Stated exercise - Look through the records below, and copy out every line that holds the string "BATCH".

....................

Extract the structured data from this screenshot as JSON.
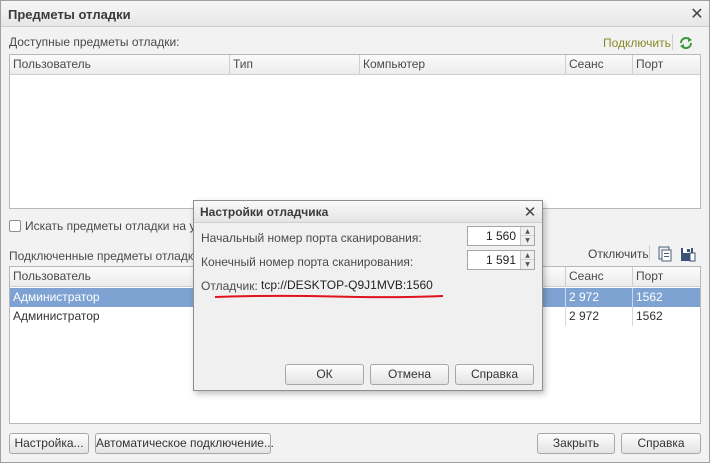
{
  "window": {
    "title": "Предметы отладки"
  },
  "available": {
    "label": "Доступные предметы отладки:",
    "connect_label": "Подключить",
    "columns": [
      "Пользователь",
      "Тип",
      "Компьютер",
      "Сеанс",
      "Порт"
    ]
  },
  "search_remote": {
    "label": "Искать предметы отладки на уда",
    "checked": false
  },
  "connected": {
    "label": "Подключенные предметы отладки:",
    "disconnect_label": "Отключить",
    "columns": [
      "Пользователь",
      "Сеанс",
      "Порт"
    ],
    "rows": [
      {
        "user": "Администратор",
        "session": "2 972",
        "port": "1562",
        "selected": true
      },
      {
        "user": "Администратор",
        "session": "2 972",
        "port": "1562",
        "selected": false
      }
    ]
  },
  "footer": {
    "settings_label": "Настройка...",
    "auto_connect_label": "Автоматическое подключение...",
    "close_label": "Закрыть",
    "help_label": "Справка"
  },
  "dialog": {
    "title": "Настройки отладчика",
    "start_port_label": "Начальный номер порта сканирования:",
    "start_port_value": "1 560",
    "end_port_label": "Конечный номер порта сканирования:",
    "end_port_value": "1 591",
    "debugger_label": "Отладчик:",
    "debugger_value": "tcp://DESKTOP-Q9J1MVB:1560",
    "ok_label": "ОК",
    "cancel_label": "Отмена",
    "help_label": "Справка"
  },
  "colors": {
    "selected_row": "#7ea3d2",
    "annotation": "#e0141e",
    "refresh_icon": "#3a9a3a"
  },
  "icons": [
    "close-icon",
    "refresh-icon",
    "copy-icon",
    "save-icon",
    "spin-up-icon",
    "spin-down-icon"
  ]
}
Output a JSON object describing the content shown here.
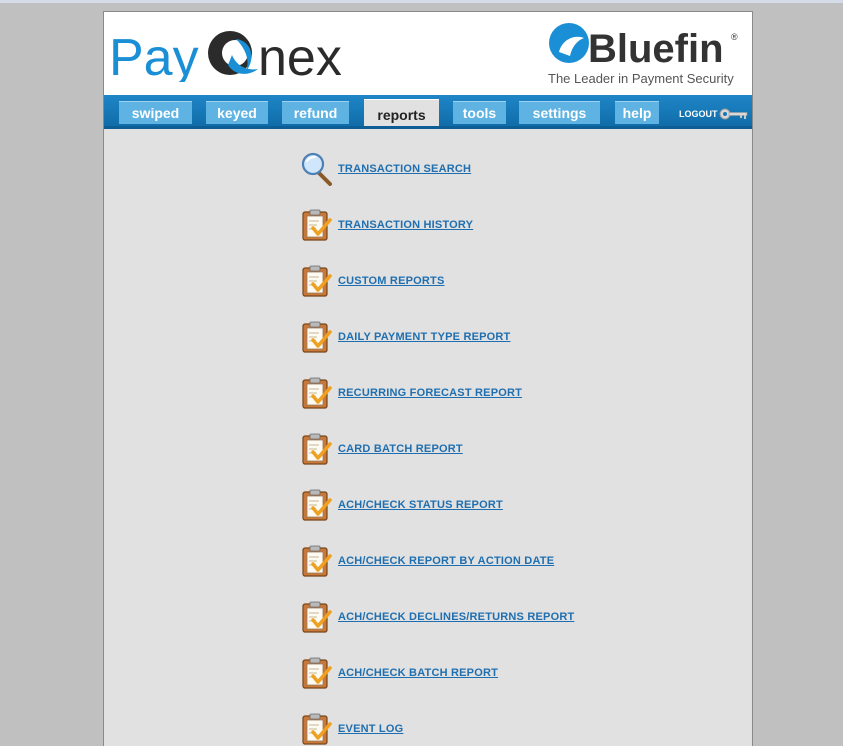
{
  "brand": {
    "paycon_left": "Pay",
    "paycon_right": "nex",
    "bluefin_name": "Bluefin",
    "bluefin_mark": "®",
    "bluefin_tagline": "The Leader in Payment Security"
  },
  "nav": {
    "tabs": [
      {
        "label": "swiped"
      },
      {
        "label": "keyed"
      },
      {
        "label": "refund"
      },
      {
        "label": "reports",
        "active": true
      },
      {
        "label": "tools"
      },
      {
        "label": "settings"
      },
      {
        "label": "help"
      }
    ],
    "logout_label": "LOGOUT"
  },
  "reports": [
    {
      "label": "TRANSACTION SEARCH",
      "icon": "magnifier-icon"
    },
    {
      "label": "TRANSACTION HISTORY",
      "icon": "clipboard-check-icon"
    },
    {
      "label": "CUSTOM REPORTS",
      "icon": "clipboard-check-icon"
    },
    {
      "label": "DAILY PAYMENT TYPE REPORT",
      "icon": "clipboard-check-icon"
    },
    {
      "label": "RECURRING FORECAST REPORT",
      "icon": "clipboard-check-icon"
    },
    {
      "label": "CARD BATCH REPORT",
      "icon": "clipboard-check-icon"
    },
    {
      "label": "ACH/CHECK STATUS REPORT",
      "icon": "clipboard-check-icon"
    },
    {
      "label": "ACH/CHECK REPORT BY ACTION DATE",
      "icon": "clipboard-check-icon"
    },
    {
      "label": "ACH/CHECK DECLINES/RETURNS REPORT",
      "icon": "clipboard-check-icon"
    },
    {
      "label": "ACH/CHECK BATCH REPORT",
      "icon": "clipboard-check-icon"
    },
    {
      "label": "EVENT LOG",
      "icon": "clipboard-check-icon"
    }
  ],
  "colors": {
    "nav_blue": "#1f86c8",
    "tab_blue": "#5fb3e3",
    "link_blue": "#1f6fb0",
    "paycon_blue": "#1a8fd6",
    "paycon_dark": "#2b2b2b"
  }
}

....................

Task solution -
      "label": "CARD BATCH REPORT",
      "label": "ACH/CHECK BATCH REPORT",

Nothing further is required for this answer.